_Work to complete_
Restate every entry word for word.
# Start of Records for this task
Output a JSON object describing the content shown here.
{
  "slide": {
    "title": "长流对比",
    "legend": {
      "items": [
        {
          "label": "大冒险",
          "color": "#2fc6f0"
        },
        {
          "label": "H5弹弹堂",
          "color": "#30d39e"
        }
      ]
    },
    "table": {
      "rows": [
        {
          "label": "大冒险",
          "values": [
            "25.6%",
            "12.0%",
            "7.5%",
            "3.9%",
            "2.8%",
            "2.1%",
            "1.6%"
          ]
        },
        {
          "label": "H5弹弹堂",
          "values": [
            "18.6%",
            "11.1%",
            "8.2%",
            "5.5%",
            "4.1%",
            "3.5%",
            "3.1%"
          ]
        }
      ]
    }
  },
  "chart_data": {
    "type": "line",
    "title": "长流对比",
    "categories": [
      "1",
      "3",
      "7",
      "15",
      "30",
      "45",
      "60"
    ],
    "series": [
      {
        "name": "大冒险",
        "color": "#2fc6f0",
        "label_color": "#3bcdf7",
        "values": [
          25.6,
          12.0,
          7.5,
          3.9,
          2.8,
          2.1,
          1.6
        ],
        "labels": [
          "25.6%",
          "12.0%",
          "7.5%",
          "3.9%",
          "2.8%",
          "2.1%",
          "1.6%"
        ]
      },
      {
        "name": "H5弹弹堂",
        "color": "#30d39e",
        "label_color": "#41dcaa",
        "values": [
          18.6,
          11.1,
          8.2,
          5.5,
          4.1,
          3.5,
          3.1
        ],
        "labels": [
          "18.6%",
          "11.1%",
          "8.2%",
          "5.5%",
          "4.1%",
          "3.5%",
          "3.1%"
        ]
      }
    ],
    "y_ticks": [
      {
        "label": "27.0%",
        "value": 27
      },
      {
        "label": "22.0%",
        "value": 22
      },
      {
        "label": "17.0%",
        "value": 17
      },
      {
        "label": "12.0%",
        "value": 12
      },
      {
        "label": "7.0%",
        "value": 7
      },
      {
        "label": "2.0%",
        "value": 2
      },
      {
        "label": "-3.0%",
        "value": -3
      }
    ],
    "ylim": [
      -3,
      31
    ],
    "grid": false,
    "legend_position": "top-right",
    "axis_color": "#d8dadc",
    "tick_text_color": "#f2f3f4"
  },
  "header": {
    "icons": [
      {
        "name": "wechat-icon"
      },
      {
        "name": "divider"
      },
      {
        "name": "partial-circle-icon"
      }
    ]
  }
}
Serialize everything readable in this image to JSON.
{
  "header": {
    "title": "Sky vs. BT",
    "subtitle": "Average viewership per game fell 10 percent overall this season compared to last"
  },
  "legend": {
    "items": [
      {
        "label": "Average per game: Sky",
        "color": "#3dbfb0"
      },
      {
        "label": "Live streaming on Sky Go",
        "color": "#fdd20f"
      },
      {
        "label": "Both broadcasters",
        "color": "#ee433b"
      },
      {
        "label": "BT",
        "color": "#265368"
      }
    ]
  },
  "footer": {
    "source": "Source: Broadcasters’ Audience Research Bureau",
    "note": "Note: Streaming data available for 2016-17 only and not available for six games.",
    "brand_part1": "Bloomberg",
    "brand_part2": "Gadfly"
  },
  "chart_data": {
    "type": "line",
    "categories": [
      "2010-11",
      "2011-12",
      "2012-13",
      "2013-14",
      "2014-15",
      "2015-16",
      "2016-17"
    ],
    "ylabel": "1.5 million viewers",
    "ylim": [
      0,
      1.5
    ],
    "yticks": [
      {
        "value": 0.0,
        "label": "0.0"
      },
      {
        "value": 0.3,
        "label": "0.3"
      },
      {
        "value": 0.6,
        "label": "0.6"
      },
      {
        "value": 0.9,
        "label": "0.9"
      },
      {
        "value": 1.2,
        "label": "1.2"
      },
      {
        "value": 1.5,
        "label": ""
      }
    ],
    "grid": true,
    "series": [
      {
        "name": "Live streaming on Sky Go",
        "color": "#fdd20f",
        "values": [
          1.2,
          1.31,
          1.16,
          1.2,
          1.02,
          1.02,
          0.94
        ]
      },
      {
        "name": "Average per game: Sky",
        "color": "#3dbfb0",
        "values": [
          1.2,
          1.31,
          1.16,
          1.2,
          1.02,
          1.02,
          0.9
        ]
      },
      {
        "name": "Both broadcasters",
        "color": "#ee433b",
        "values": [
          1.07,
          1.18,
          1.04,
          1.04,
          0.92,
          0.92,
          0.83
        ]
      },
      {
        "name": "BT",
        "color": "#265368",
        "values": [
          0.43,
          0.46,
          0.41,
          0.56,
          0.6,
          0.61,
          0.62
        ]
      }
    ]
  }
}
# End of Records for this task
_Answer for this exercise_
Output a JSON object describing the content shown here.
{
  "slide": {
    "title": "长流对比",
    "legend": {
      "items": [
        {
          "label": "大冒险",
          "color": "#2fc6f0"
        },
        {
          "label": "H5弹弹堂",
          "color": "#30d39e"
        }
      ]
    },
    "table": {
      "rows": [
        {
          "label": "大冒险",
          "values": [
            "25.6%",
            "12.0%",
            "7.5%",
            "3.9%",
            "2.8%",
            "2.1%",
            "1.6%"
          ]
        },
        {
          "label": "H5弹弹堂",
          "values": [
            "18.6%",
            "11.1%",
            "8.2%",
            "5.5%",
            "4.1%",
            "3.5%",
            "3.1%"
          ]
        }
      ]
    }
  },
  "chart_data": {
    "type": "line",
    "title": "长流对比",
    "categories": [
      "1",
      "3",
      "7",
      "15",
      "30",
      "45",
      "60"
    ],
    "series": [
      {
        "name": "大冒险",
        "color": "#2fc6f0",
        "label_color": "#3bcdf7",
        "values": [
          25.6,
          12.0,
          7.5,
          3.9,
          2.8,
          2.1,
          1.6
        ],
        "labels": [
          "25.6%",
          "12.0%",
          "7.5%",
          "3.9%",
          "2.8%",
          "2.1%",
          "1.6%"
        ]
      },
      {
        "name": "H5弹弹堂",
        "color": "#30d39e",
        "label_color": "#41dcaa",
        "values": [
          18.6,
          11.1,
          8.2,
          5.5,
          4.1,
          3.5,
          3.1
        ],
        "labels": [
          "18.6%",
          "11.1%",
          "8.2%",
          "5.5%",
          "4.1%",
          "3.5%",
          "3.1%"
        ]
      }
    ],
    "y_ticks": [
      {
        "label": "27.0%",
        "value": 27
      },
      {
        "label": "22.0%",
        "value": 22
      },
      {
        "label": "17.0%",
        "value": 17
      },
      {
        "label": "12.0%",
        "value": 12
      },
      {
        "label": "7.0%",
        "value": 7
      },
      {
        "label": "2.0%",
        "value": 2
      },
      {
        "label": "-3.0%",
        "value": -3
      }
    ],
    "ylim": [
      -3,
      31
    ],
    "grid": false,
    "legend_position": "top-right",
    "axis_color": "#d8dadc",
    "tick_text_color": "#f2f3f4"
  },
  "header": {
    "icons": [
      {
        "name": "wechat-icon"
      },
      {
        "name": "divider"
      },
      {
        "name": "partial-circle-icon"
      }
    ]
  }
}
Serialize everything readable in this image to JSON.
{
  "header": {
    "title": "Sky vs. BT",
    "subtitle": "Average viewership per game fell 10 percent overall this season compared to last"
  },
  "legend": {
    "items": [
      {
        "label": "Average per game: Sky",
        "color": "#3dbfb0"
      },
      {
        "label": "Live streaming on Sky Go",
        "color": "#fdd20f"
      },
      {
        "label": "Both broadcasters",
        "color": "#ee433b"
      },
      {
        "label": "BT",
        "color": "#265368"
      }
    ]
  },
  "footer": {
    "source": "Source: Broadcasters’ Audience Research Bureau",
    "note": "Note: Streaming data available for 2016-17 only and not available for six games.",
    "brand_part1": "Bloomberg",
    "brand_part2": "Gadfly"
  },
  "chart_data": {
    "type": "line",
    "categories": [
      "2010-11",
      "2011-12",
      "2012-13",
      "2013-14",
      "2014-15",
      "2015-16",
      "2016-17"
    ],
    "ylabel": "1.5 million viewers",
    "ylim": [
      0,
      1.5
    ],
    "yticks": [
      {
        "value": 0.0,
        "label": "0.0"
      },
      {
        "value": 0.3,
        "label": "0.3"
      },
      {
        "value": 0.6,
        "label": "0.6"
      },
      {
        "value": 0.9,
        "label": "0.9"
      },
      {
        "value": 1.2,
        "label": "1.2"
      },
      {
        "value": 1.5,
        "label": ""
      }
    ],
    "grid": true,
    "series": [
      {
        "name": "Live streaming on Sky Go",
        "color": "#fdd20f",
        "values": [
          1.2,
          1.31,
          1.16,
          1.2,
          1.02,
          1.02,
          0.94
        ]
      },
      {
        "name": "Average per game: Sky",
        "color": "#3dbfb0",
        "values": [
          1.2,
          1.31,
          1.16,
          1.2,
          1.02,
          1.02,
          0.9
        ]
      },
      {
        "name": "Both broadcasters",
        "color": "#ee433b",
        "values": [
          1.07,
          1.18,
          1.04,
          1.04,
          0.92,
          0.92,
          0.83
        ]
      },
      {
        "name": "BT",
        "color": "#265368",
        "values": [
          0.43,
          0.46,
          0.41,
          0.56,
          0.6,
          0.61,
          0.62
        ]
      }
    ]
  }
}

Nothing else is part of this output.